**WHAT YOU WILL DO**
Which lines below hold the word "ylabel"? Copy all of them.

**RECORDS SUPPLIED**
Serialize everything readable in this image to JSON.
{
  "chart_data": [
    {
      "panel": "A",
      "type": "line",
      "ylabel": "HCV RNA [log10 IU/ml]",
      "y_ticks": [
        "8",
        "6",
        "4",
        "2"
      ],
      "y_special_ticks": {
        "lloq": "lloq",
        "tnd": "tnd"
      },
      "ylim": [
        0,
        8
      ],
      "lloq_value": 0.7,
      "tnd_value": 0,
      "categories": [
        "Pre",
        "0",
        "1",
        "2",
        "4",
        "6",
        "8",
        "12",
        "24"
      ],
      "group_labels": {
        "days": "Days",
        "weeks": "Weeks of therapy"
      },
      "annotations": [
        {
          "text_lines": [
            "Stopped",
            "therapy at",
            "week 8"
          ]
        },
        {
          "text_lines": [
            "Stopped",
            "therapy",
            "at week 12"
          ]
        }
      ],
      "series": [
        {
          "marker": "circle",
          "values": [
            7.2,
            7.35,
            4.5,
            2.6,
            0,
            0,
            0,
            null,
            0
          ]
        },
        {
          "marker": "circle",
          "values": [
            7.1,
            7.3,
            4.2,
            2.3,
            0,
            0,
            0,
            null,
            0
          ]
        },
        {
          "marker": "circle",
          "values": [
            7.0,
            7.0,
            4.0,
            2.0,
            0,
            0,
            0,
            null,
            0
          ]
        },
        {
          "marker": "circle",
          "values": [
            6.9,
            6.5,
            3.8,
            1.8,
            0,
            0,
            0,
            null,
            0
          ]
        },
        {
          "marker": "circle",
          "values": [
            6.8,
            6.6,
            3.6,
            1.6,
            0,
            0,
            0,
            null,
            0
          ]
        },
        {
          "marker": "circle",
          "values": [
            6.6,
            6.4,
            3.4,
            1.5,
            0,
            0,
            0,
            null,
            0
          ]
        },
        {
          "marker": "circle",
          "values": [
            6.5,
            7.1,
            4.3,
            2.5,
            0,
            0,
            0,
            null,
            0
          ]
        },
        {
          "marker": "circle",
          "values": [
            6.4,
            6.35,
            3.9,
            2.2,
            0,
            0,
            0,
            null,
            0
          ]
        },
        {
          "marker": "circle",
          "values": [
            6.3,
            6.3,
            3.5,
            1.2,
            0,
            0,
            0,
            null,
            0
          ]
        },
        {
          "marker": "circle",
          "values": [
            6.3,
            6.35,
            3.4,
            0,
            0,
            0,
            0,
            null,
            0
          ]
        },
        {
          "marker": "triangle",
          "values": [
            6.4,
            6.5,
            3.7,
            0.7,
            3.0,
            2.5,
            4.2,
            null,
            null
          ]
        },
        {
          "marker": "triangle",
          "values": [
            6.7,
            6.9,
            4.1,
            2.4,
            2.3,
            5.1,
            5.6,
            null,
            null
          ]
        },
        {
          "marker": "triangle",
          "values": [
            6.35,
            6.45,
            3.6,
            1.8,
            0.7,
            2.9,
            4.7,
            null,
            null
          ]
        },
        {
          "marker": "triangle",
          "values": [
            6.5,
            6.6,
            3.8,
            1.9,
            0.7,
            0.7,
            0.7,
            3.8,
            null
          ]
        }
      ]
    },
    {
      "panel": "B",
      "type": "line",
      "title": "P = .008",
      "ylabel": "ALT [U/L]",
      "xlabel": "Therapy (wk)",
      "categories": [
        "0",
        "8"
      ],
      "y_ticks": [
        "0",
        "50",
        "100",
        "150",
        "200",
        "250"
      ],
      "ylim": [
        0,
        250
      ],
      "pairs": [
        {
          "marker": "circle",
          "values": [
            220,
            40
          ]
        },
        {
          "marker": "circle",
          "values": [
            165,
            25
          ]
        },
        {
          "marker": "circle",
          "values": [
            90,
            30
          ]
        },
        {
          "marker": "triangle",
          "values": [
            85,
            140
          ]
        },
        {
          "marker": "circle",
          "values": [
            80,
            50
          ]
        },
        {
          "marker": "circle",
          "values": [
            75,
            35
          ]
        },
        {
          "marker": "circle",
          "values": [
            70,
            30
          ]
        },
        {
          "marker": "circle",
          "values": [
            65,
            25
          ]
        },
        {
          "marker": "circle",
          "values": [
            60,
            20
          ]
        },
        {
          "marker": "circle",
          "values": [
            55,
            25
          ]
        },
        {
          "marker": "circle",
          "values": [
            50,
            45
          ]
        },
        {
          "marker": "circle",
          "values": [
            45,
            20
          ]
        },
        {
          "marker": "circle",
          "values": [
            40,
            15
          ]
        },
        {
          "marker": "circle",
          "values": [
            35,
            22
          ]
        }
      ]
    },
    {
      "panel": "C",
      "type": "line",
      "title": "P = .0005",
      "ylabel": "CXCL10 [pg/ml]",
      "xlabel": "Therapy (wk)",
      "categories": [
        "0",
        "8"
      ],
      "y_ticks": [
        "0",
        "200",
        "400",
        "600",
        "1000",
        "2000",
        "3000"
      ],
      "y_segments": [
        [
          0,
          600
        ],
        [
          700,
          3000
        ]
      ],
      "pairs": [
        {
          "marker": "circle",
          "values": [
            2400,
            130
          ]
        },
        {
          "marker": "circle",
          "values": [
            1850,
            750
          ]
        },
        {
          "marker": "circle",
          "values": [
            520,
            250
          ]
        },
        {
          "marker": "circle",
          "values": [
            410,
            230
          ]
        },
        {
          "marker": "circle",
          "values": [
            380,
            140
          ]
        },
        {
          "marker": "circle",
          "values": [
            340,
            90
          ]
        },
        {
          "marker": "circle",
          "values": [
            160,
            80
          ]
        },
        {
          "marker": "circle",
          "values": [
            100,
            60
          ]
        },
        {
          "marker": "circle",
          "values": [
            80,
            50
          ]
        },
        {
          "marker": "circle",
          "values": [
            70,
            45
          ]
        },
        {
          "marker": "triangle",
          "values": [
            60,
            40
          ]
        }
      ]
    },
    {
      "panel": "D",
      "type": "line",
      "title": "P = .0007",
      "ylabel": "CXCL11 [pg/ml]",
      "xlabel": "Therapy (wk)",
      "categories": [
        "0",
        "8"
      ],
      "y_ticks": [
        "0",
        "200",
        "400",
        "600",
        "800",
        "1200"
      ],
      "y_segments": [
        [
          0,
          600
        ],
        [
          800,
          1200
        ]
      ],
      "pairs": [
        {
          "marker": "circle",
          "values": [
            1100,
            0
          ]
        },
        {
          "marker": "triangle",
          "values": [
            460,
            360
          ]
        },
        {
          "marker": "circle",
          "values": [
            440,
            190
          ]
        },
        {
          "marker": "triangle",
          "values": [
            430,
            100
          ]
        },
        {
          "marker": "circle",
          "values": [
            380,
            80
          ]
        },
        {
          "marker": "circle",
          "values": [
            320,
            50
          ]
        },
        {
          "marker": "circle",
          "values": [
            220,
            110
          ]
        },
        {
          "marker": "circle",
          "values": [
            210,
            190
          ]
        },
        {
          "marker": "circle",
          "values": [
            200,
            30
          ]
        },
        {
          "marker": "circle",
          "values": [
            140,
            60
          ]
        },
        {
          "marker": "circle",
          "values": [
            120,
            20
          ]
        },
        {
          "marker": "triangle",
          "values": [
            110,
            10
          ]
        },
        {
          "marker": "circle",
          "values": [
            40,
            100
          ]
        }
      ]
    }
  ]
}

**WRITTEN REPLY**
      "ylabel": "HCV RNA [log10 IU/ml]",
      "ylabel": "ALT [U/L]",
      "ylabel": "CXCL10 [pg/ml]",
      "ylabel": "CXCL11 [pg/ml]",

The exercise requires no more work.